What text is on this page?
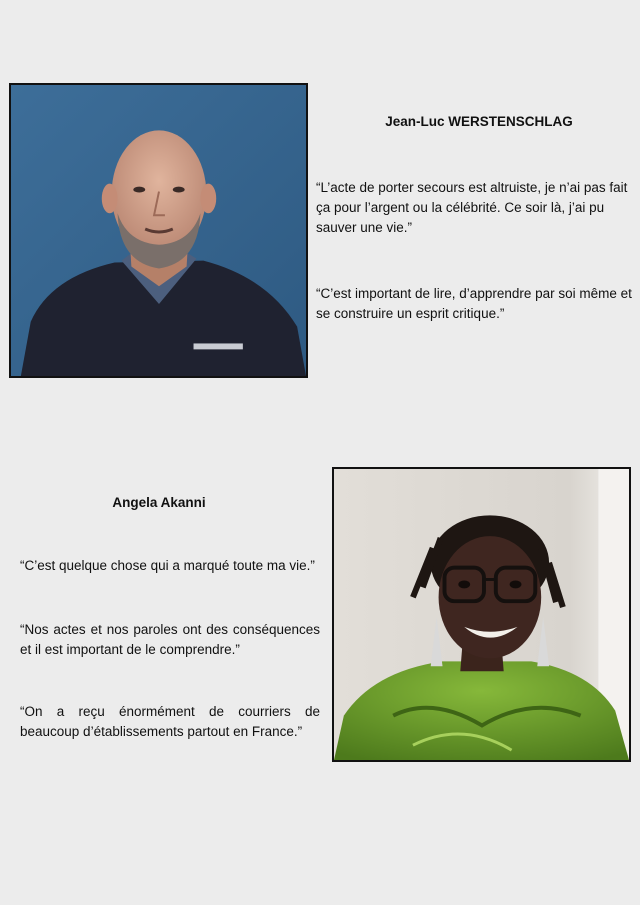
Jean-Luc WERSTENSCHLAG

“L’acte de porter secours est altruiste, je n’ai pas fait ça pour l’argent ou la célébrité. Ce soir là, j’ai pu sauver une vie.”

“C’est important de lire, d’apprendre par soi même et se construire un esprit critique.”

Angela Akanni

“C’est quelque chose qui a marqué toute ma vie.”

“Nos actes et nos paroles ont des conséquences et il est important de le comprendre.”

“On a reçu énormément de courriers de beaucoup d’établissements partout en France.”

....................

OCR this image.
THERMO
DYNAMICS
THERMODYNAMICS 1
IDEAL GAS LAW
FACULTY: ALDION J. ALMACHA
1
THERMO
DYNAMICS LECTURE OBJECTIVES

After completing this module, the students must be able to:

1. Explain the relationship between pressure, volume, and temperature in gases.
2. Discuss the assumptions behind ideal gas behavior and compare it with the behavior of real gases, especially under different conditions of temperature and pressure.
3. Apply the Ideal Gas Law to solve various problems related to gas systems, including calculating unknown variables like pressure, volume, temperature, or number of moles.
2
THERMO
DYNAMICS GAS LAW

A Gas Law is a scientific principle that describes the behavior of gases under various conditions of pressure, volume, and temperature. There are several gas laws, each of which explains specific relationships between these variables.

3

....................

__WHAT THIS TASK INVOLVES__
Collect each line of the entries that has the word "conditions", copying it in full.

__REPLY TO THE EXERCISE__
2. Discuss the assumptions behind ideal gas behavior and compare it with the behavior of real gases, especially under different conditions of temperature and pressure.
A Gas Law is a scientific principle that describes the behavior of gases under various conditions of pressure, volume, and temperature. There are several gas laws, each of which explains specific relationships between these variables.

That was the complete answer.